Below is a listing to transcribe in full and exactly; keep the pictures out.

Supplied records:
------------------------------------------------------------

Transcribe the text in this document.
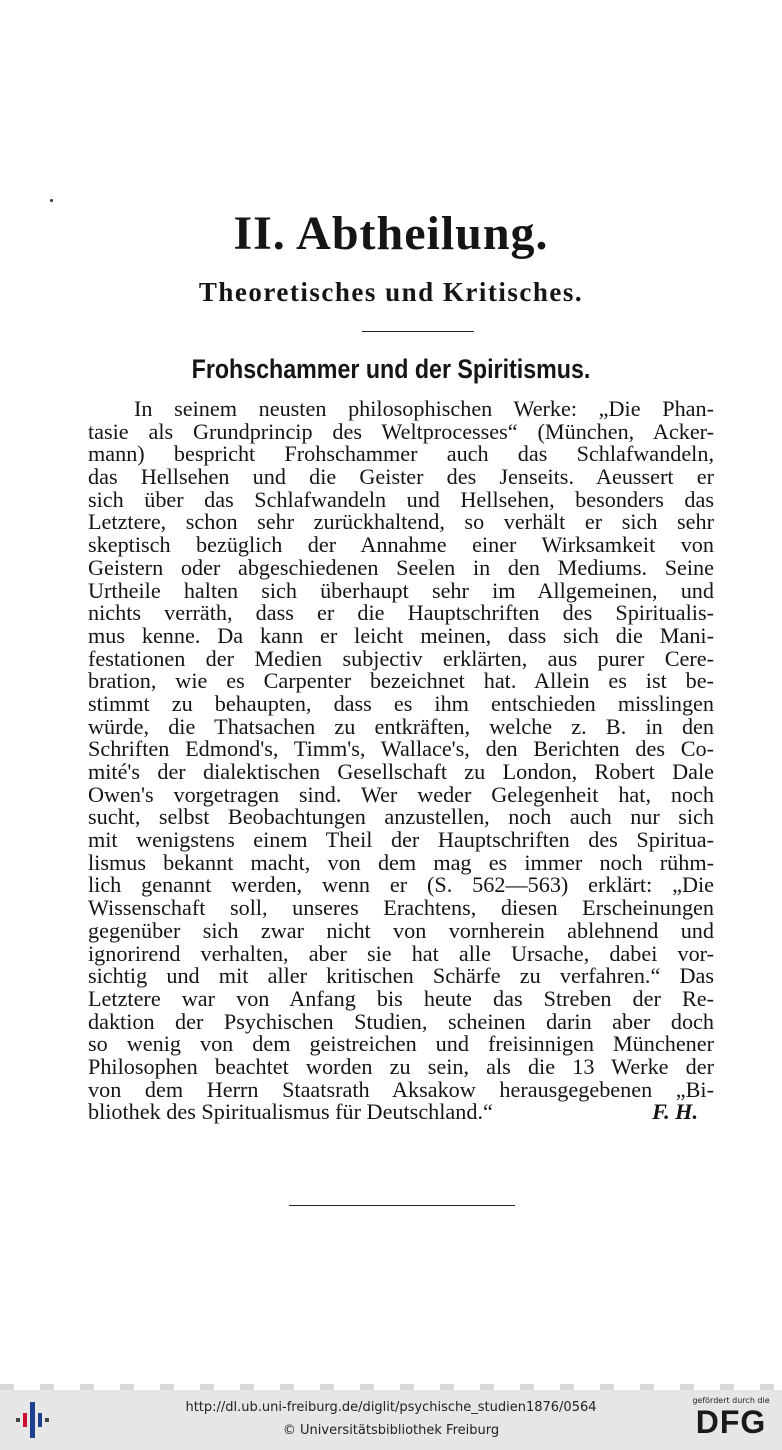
II. Abtheilung.
Theoretisches und Kritisches.
Frohschammer und der Spiritismus.
In seinem neusten philosophischen Werke: „Die Phan-
tasie als Grundprincip des Weltprocesses“ (München, Acker-
mann) bespricht Frohschammer auch das Schlafwandeln,
das Hellsehen und die Geister des Jenseits. Aeussert er
sich über das Schlafwandeln und Hellsehen, besonders das
Letztere, schon sehr zurückhaltend, so verhält er sich sehr
skeptisch bezüglich der Annahme einer Wirksamkeit von
Geistern oder abgeschiedenen Seelen in den Mediums. Seine
Urtheile halten sich überhaupt sehr im Allgemeinen, und
nichts verräth, dass er die Hauptschriften des Spiritualis-
mus kenne. Da kann er leicht meinen, dass sich die Mani-
festationen der Medien subjectiv erklärten, aus purer Cere-
bration, wie es Carpenter bezeichnet hat. Allein es ist be-
stimmt zu behaupten, dass es ihm entschieden misslingen
würde, die Thatsachen zu entkräften, welche z. B. in den
Schriften Edmond's, Timm's, Wallace's, den Berichten des Co-
mité's der dialektischen Gesellschaft zu London, Robert Dale
Owen's vorgetragen sind. Wer weder Gelegenheit hat, noch
sucht, selbst Beobachtungen anzustellen, noch auch nur sich
mit wenigstens einem Theil der Hauptschriften des Spiritua-
lismus bekannt macht, von dem mag es immer noch rühm-
lich genannt werden, wenn er (S. 562—563) erklärt: „Die
Wissenschaft soll, unseres Erachtens, diesen Erscheinungen
gegenüber sich zwar nicht von vornherein ablehnend und
ignorirend verhalten, aber sie hat alle Ursache, dabei vor-
sichtig und mit aller kritischen Schärfe zu verfahren.“ Das
Letztere war von Anfang bis heute das Streben der Re-
daktion der Psychischen Studien, scheinen darin aber doch
so wenig von dem geistreichen und freisinnigen Münchener
Philosophen beachtet worden zu sein, als die 13 Werke der
von dem Herrn Staatsrath Aksakow herausgegebenen „Bi-
bliothek des Spiritualismus für Deutschland.“	F. H.
http://dl.ub.uni-freiburg.de/diglit/psychische_studien1876/0564
© Universitätsbibliothek Freiburg
gefördert durch die
DFG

------------------------------------------------------------

Result:
Transcribe the text in this document.
II. Abtheilung.
Theoretisches und Kritisches.
Frohschammer und der Spiritismus.
In seinem neusten philosophischen Werke: „Die Phan-
tasie als Grundprincip des Weltprocesses“ (München, Acker-
mann) bespricht Frohschammer auch das Schlafwandeln,
das Hellsehen und die Geister des Jenseits. Aeussert er
sich über das Schlafwandeln und Hellsehen, besonders das
Letztere, schon sehr zurückhaltend, so verhält er sich sehr
skeptisch bezüglich der Annahme einer Wirksamkeit von
Geistern oder abgeschiedenen Seelen in den Mediums. Seine
Urtheile halten sich überhaupt sehr im Allgemeinen, und
nichts verräth, dass er die Hauptschriften des Spiritualis-
mus kenne. Da kann er leicht meinen, dass sich die Mani-
festationen der Medien subjectiv erklärten, aus purer Cere-
bration, wie es Carpenter bezeichnet hat. Allein es ist be-
stimmt zu behaupten, dass es ihm entschieden misslingen
würde, die Thatsachen zu entkräften, welche z. B. in den
Schriften Edmond's, Timm's, Wallace's, den Berichten des Co-
mité's der dialektischen Gesellschaft zu London, Robert Dale
Owen's vorgetragen sind. Wer weder Gelegenheit hat, noch
sucht, selbst Beobachtungen anzustellen, noch auch nur sich
mit wenigstens einem Theil der Hauptschriften des Spiritua-
lismus bekannt macht, von dem mag es immer noch rühm-
lich genannt werden, wenn er (S. 562—563) erklärt: „Die
Wissenschaft soll, unseres Erachtens, diesen Erscheinungen
gegenüber sich zwar nicht von vornherein ablehnend und
ignorirend verhalten, aber sie hat alle Ursache, dabei vor-
sichtig und mit aller kritischen Schärfe zu verfahren.“ Das
Letztere war von Anfang bis heute das Streben der Re-
daktion der Psychischen Studien, scheinen darin aber doch
so wenig von dem geistreichen und freisinnigen Münchener
Philosophen beachtet worden zu sein, als die 13 Werke der
von dem Herrn Staatsrath Aksakow herausgegebenen „Bi-
bliothek des Spiritualismus für Deutschland.“	F. H.
http://dl.ub.uni-freiburg.de/diglit/psychische_studien1876/0564
© Universitätsbibliothek Freiburg
gefördert durch die
DFG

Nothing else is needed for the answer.